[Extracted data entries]
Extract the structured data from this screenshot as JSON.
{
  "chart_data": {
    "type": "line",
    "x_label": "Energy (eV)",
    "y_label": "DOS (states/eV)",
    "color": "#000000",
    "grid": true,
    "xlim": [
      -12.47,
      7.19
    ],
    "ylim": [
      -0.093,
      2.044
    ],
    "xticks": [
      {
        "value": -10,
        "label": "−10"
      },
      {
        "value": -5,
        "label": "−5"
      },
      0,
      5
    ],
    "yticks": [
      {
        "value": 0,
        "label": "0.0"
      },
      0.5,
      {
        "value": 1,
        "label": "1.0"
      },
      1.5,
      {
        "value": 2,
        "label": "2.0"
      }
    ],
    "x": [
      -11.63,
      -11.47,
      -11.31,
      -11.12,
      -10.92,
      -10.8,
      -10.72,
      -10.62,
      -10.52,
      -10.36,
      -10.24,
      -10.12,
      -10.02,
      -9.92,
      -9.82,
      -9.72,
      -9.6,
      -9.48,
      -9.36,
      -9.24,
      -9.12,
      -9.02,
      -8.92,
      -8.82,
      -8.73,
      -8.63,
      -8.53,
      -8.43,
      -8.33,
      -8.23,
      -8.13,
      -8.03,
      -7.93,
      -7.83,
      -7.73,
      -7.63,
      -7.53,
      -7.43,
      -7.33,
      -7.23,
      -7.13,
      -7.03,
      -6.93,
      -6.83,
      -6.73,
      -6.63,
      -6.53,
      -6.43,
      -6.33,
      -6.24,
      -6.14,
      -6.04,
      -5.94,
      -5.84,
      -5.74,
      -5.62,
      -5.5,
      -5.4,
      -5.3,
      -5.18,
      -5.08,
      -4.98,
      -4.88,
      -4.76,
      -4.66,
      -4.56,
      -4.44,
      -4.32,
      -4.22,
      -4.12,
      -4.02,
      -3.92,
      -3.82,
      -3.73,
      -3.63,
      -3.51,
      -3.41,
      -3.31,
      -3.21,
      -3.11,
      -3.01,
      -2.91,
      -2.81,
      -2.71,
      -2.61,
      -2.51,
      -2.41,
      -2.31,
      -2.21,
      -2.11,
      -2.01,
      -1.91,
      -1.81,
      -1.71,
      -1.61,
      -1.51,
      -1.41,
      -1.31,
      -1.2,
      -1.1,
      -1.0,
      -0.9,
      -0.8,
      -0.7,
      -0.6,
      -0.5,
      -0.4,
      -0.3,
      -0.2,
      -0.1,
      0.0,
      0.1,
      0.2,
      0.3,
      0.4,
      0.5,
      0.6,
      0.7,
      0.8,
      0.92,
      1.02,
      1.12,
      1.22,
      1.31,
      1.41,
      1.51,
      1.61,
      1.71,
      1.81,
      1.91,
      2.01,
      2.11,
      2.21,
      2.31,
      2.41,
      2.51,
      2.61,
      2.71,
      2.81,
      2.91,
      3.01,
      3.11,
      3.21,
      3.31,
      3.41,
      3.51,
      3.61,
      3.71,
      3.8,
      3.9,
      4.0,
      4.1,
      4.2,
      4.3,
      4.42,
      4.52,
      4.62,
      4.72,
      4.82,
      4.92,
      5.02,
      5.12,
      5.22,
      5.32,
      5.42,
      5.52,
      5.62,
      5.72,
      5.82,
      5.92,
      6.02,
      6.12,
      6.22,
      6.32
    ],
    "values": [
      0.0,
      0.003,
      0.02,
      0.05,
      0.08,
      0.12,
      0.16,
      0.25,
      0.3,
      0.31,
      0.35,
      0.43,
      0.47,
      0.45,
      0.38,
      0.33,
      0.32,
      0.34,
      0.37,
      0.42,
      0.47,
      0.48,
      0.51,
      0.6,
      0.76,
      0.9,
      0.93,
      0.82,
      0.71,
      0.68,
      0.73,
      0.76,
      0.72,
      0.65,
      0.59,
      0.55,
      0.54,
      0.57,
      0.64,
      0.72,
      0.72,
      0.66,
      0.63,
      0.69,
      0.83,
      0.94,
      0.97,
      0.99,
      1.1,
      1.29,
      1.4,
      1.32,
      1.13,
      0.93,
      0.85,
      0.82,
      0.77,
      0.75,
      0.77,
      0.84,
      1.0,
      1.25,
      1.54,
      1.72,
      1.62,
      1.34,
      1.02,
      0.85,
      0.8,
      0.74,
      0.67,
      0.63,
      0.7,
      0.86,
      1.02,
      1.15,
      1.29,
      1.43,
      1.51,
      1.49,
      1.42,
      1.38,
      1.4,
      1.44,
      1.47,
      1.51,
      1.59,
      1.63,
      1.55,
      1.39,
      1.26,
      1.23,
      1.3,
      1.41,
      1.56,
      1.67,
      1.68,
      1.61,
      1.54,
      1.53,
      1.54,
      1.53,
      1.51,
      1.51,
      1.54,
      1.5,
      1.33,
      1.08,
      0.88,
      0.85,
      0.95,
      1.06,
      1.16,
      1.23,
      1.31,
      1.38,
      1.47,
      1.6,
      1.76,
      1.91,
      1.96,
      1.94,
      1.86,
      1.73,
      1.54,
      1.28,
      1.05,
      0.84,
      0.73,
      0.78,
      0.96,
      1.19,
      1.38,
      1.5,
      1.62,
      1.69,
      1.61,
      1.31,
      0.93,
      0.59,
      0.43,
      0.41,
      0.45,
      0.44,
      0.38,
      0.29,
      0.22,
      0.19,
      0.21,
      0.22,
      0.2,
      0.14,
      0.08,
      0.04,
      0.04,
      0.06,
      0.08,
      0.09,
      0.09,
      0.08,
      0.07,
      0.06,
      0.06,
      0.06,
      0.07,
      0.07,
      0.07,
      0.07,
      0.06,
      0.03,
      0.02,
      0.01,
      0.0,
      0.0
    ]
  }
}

Directive.
All of the entries need to be reproduced exactly; please write them out.

Solution.
Extract the structured data from this screenshot as JSON.
{
  "chart_data": {
    "type": "line",
    "x_label": "Energy (eV)",
    "y_label": "DOS (states/eV)",
    "color": "#000000",
    "grid": true,
    "xlim": [
      -12.47,
      7.19
    ],
    "ylim": [
      -0.093,
      2.044
    ],
    "xticks": [
      {
        "value": -10,
        "label": "−10"
      },
      {
        "value": -5,
        "label": "−5"
      },
      0,
      5
    ],
    "yticks": [
      {
        "value": 0,
        "label": "0.0"
      },
      0.5,
      {
        "value": 1,
        "label": "1.0"
      },
      1.5,
      {
        "value": 2,
        "label": "2.0"
      }
    ],
    "x": [
      -11.63,
      -11.47,
      -11.31,
      -11.12,
      -10.92,
      -10.8,
      -10.72,
      -10.62,
      -10.52,
      -10.36,
      -10.24,
      -10.12,
      -10.02,
      -9.92,
      -9.82,
      -9.72,
      -9.6,
      -9.48,
      -9.36,
      -9.24,
      -9.12,
      -9.02,
      -8.92,
      -8.82,
      -8.73,
      -8.63,
      -8.53,
      -8.43,
      -8.33,
      -8.23,
      -8.13,
      -8.03,
      -7.93,
      -7.83,
      -7.73,
      -7.63,
      -7.53,
      -7.43,
      -7.33,
      -7.23,
      -7.13,
      -7.03,
      -6.93,
      -6.83,
      -6.73,
      -6.63,
      -6.53,
      -6.43,
      -6.33,
      -6.24,
      -6.14,
      -6.04,
      -5.94,
      -5.84,
      -5.74,
      -5.62,
      -5.5,
      -5.4,
      -5.3,
      -5.18,
      -5.08,
      -4.98,
      -4.88,
      -4.76,
      -4.66,
      -4.56,
      -4.44,
      -4.32,
      -4.22,
      -4.12,
      -4.02,
      -3.92,
      -3.82,
      -3.73,
      -3.63,
      -3.51,
      -3.41,
      -3.31,
      -3.21,
      -3.11,
      -3.01,
      -2.91,
      -2.81,
      -2.71,
      -2.61,
      -2.51,
      -2.41,
      -2.31,
      -2.21,
      -2.11,
      -2.01,
      -1.91,
      -1.81,
      -1.71,
      -1.61,
      -1.51,
      -1.41,
      -1.31,
      -1.2,
      -1.1,
      -1.0,
      -0.9,
      -0.8,
      -0.7,
      -0.6,
      -0.5,
      -0.4,
      -0.3,
      -0.2,
      -0.1,
      0.0,
      0.1,
      0.2,
      0.3,
      0.4,
      0.5,
      0.6,
      0.7,
      0.8,
      0.92,
      1.02,
      1.12,
      1.22,
      1.31,
      1.41,
      1.51,
      1.61,
      1.71,
      1.81,
      1.91,
      2.01,
      2.11,
      2.21,
      2.31,
      2.41,
      2.51,
      2.61,
      2.71,
      2.81,
      2.91,
      3.01,
      3.11,
      3.21,
      3.31,
      3.41,
      3.51,
      3.61,
      3.71,
      3.8,
      3.9,
      4.0,
      4.1,
      4.2,
      4.3,
      4.42,
      4.52,
      4.62,
      4.72,
      4.82,
      4.92,
      5.02,
      5.12,
      5.22,
      5.32,
      5.42,
      5.52,
      5.62,
      5.72,
      5.82,
      5.92,
      6.02,
      6.12,
      6.22,
      6.32
    ],
    "values": [
      0.0,
      0.003,
      0.02,
      0.05,
      0.08,
      0.12,
      0.16,
      0.25,
      0.3,
      0.31,
      0.35,
      0.43,
      0.47,
      0.45,
      0.38,
      0.33,
      0.32,
      0.34,
      0.37,
      0.42,
      0.47,
      0.48,
      0.51,
      0.6,
      0.76,
      0.9,
      0.93,
      0.82,
      0.71,
      0.68,
      0.73,
      0.76,
      0.72,
      0.65,
      0.59,
      0.55,
      0.54,
      0.57,
      0.64,
      0.72,
      0.72,
      0.66,
      0.63,
      0.69,
      0.83,
      0.94,
      0.97,
      0.99,
      1.1,
      1.29,
      1.4,
      1.32,
      1.13,
      0.93,
      0.85,
      0.82,
      0.77,
      0.75,
      0.77,
      0.84,
      1.0,
      1.25,
      1.54,
      1.72,
      1.62,
      1.34,
      1.02,
      0.85,
      0.8,
      0.74,
      0.67,
      0.63,
      0.7,
      0.86,
      1.02,
      1.15,
      1.29,
      1.43,
      1.51,
      1.49,
      1.42,
      1.38,
      1.4,
      1.44,
      1.47,
      1.51,
      1.59,
      1.63,
      1.55,
      1.39,
      1.26,
      1.23,
      1.3,
      1.41,
      1.56,
      1.67,
      1.68,
      1.61,
      1.54,
      1.53,
      1.54,
      1.53,
      1.51,
      1.51,
      1.54,
      1.5,
      1.33,
      1.08,
      0.88,
      0.85,
      0.95,
      1.06,
      1.16,
      1.23,
      1.31,
      1.38,
      1.47,
      1.6,
      1.76,
      1.91,
      1.96,
      1.94,
      1.86,
      1.73,
      1.54,
      1.28,
      1.05,
      0.84,
      0.73,
      0.78,
      0.96,
      1.19,
      1.38,
      1.5,
      1.62,
      1.69,
      1.61,
      1.31,
      0.93,
      0.59,
      0.43,
      0.41,
      0.45,
      0.44,
      0.38,
      0.29,
      0.22,
      0.19,
      0.21,
      0.22,
      0.2,
      0.14,
      0.08,
      0.04,
      0.04,
      0.06,
      0.08,
      0.09,
      0.09,
      0.08,
      0.07,
      0.06,
      0.06,
      0.06,
      0.07,
      0.07,
      0.07,
      0.07,
      0.06,
      0.03,
      0.02,
      0.01,
      0.0,
      0.0
    ]
  }
}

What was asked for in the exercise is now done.